▸ Goal: Can you rewrite only the rows starting at the line that has "bar bbox=[321, 443, 380, 577]" and ending after the line that has "value-label: 8% bbox=[652, 510, 675, 527]", swapping "bar" for "column" and leaving everything else unchanged?

▸ Provided data:
* Start *
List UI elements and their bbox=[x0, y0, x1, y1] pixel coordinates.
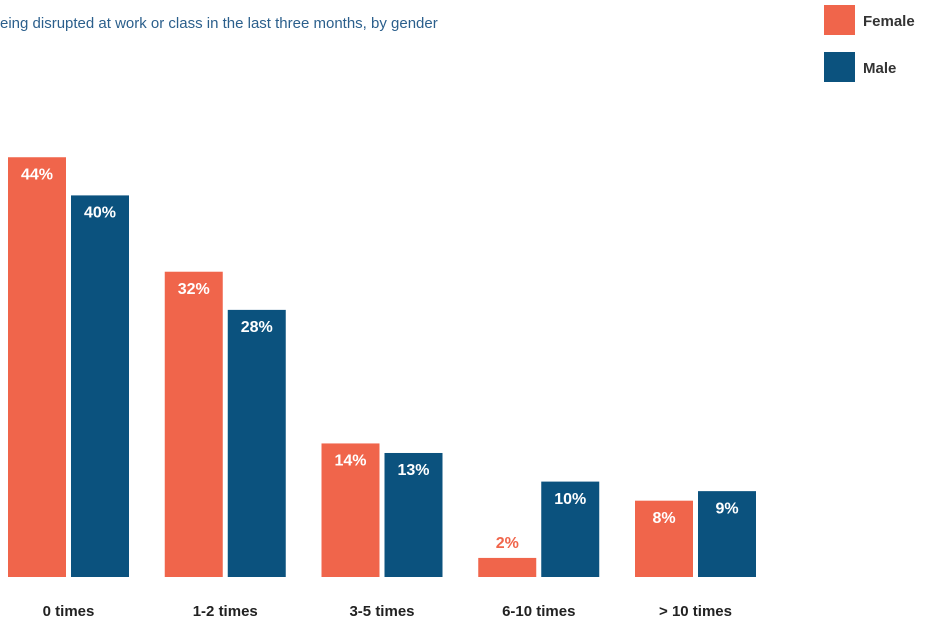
bar bbox=[321, 443, 380, 577]
bar bbox=[164, 271, 223, 577]
legend-swatch bbox=[824, 52, 855, 82]
x-tick-label: 6-10 times bbox=[502, 603, 575, 620]
bar bbox=[384, 452, 443, 577]
value-label: 2% bbox=[496, 535, 519, 552]
bar bbox=[698, 491, 756, 577]
value-label: 28% bbox=[241, 319, 273, 336]
x-tick-label: > 10 times bbox=[659, 603, 732, 620]
bar bbox=[71, 195, 129, 577]
value-label: 44% bbox=[21, 166, 53, 183]
legend-label: Female bbox=[863, 13, 915, 30]
legend-swatch bbox=[824, 5, 855, 35]
value-label: 13% bbox=[397, 462, 429, 479]
bar bbox=[635, 500, 693, 577]
bar bbox=[227, 309, 286, 577]
value-label: 10% bbox=[554, 491, 586, 508]
bar bbox=[478, 557, 537, 577]
value-label: 9% bbox=[715, 500, 738, 517]
value-label: 32% bbox=[178, 281, 210, 298]
x-tick-label: 0 times bbox=[43, 603, 95, 620]
value-label: 8% bbox=[652, 510, 675, 527]
legend-label: Male bbox=[863, 60, 896, 77]
chart-title: eing disrupted at work or class in the l… bbox=[0, 15, 438, 32]
value-label: 40% bbox=[84, 205, 116, 222]
bar bbox=[8, 157, 66, 578]
value-label: 14% bbox=[334, 453, 366, 470]
bar bbox=[541, 481, 600, 577]
x-tick-label: 1-2 times bbox=[193, 603, 258, 620]
x-tick-label: 3-5 times bbox=[349, 603, 414, 620]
* End *
▸ Exercise solution:
column bbox=[321, 443, 380, 577]
column bbox=[164, 271, 223, 577]
legend-swatch bbox=[824, 52, 855, 82]
x-tick-label: 6-10 times bbox=[502, 603, 575, 620]
column bbox=[384, 452, 443, 577]
value-label: 2% bbox=[496, 535, 519, 552]
column bbox=[698, 491, 756, 577]
value-label: 28% bbox=[241, 319, 273, 336]
x-tick-label: > 10 times bbox=[659, 603, 732, 620]
column bbox=[71, 195, 129, 577]
value-label: 44% bbox=[21, 166, 53, 183]
legend-label: Female bbox=[863, 13, 915, 30]
legend-swatch bbox=[824, 5, 855, 35]
value-label: 13% bbox=[397, 462, 429, 479]
column bbox=[635, 500, 693, 577]
column bbox=[227, 309, 286, 577]
value-label: 10% bbox=[554, 491, 586, 508]
column bbox=[478, 557, 537, 577]
value-label: 9% bbox=[715, 500, 738, 517]
value-label: 32% bbox=[178, 281, 210, 298]
x-tick-label: 0 times bbox=[43, 603, 95, 620]
value-label: 8% bbox=[652, 510, 675, 527]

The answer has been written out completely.